Records about charts and figures:
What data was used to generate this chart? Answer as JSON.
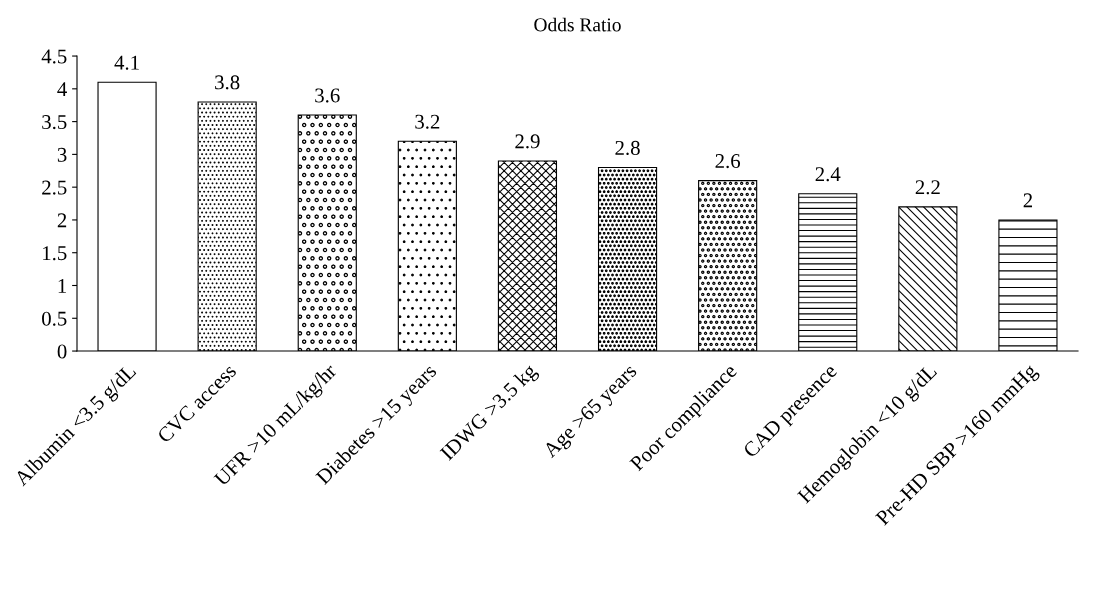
{
  "chart_data": {
    "type": "bar",
    "title": "Odds Ratio",
    "categories": [
      "Albumin <3.5 g/dL",
      "CVC access",
      "UFR >10 mL/kg/hr",
      "Diabetes >15 years",
      "IDWG >3.5 kg",
      "Age >65 years",
      "Poor compliance",
      "CAD presence",
      "Hemoglobin <10 g/dL",
      "Pre-HD SBP >160 mmHg"
    ],
    "values": [
      4.1,
      3.8,
      3.6,
      3.2,
      2.9,
      2.8,
      2.6,
      2.4,
      2.2,
      2
    ],
    "color": "#000000",
    "ylim": [
      0,
      4.5
    ],
    "yticks": [
      0,
      0.5,
      1,
      1.5,
      2,
      2.5,
      3,
      3.5,
      4,
      4.5
    ],
    "grid": false,
    "legend": false,
    "data_labels": true
  }
}
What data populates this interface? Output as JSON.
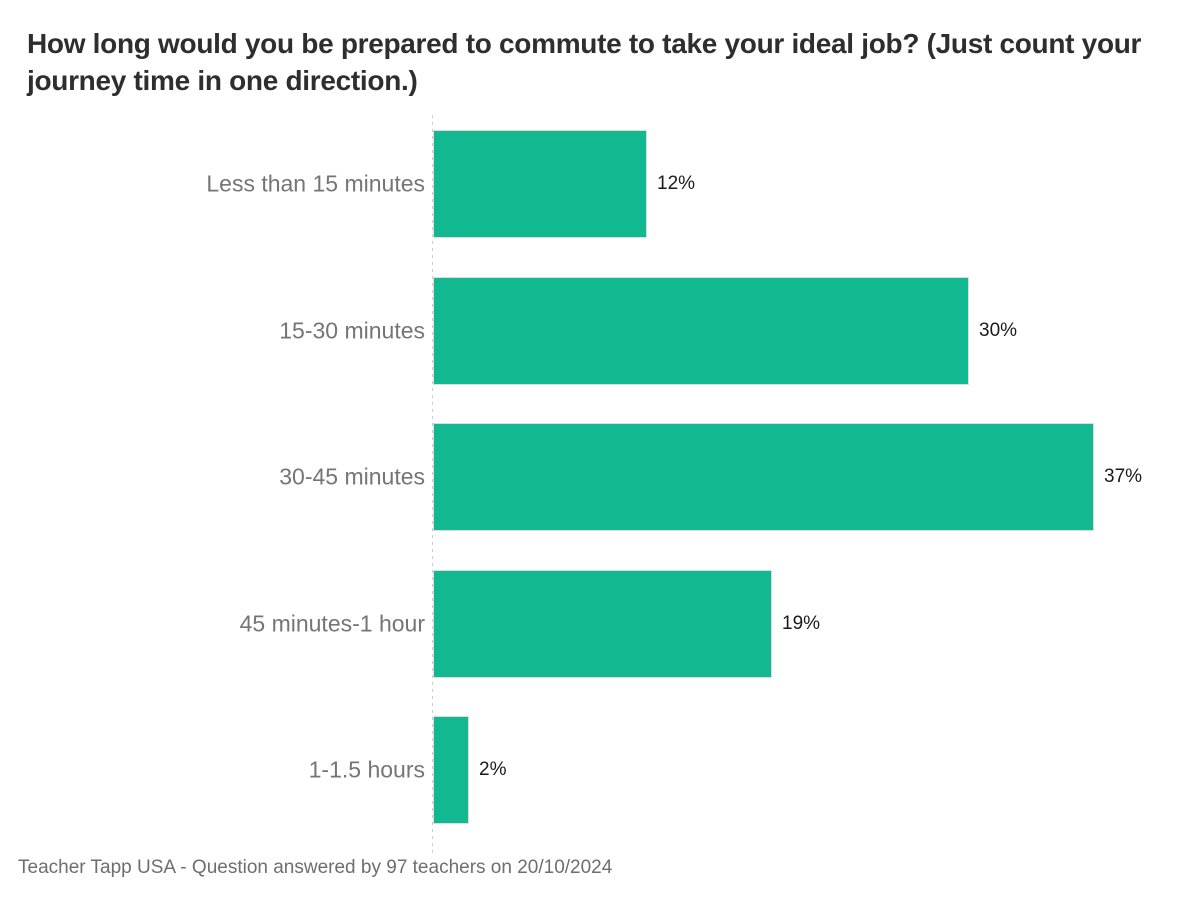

» **TASK OBJECTIVE**
Copy each line exactly, and leave the pictures out of your copy.

» **FINISHED EXERCISE**
What data was used to generate this chart? Answer as JSON.
{
  "chart_data": {
    "type": "bar",
    "title": "Odds Ratio",
    "categories": [
      "Albumin <3.5 g/dL",
      "CVC access",
      "UFR >10 mL/kg/hr",
      "Diabetes >15 years",
      "IDWG >3.5 kg",
      "Age >65 years",
      "Poor compliance",
      "CAD presence",
      "Hemoglobin <10 g/dL",
      "Pre-HD SBP >160 mmHg"
    ],
    "values": [
      4.1,
      3.8,
      3.6,
      3.2,
      2.9,
      2.8,
      2.6,
      2.4,
      2.2,
      2
    ],
    "color": "#000000",
    "ylim": [
      0,
      4.5
    ],
    "yticks": [
      0,
      0.5,
      1,
      1.5,
      2,
      2.5,
      3,
      3.5,
      4,
      4.5
    ],
    "grid": false,
    "legend": false,
    "data_labels": true
  }
}
What data populates this interface? Output as JSON.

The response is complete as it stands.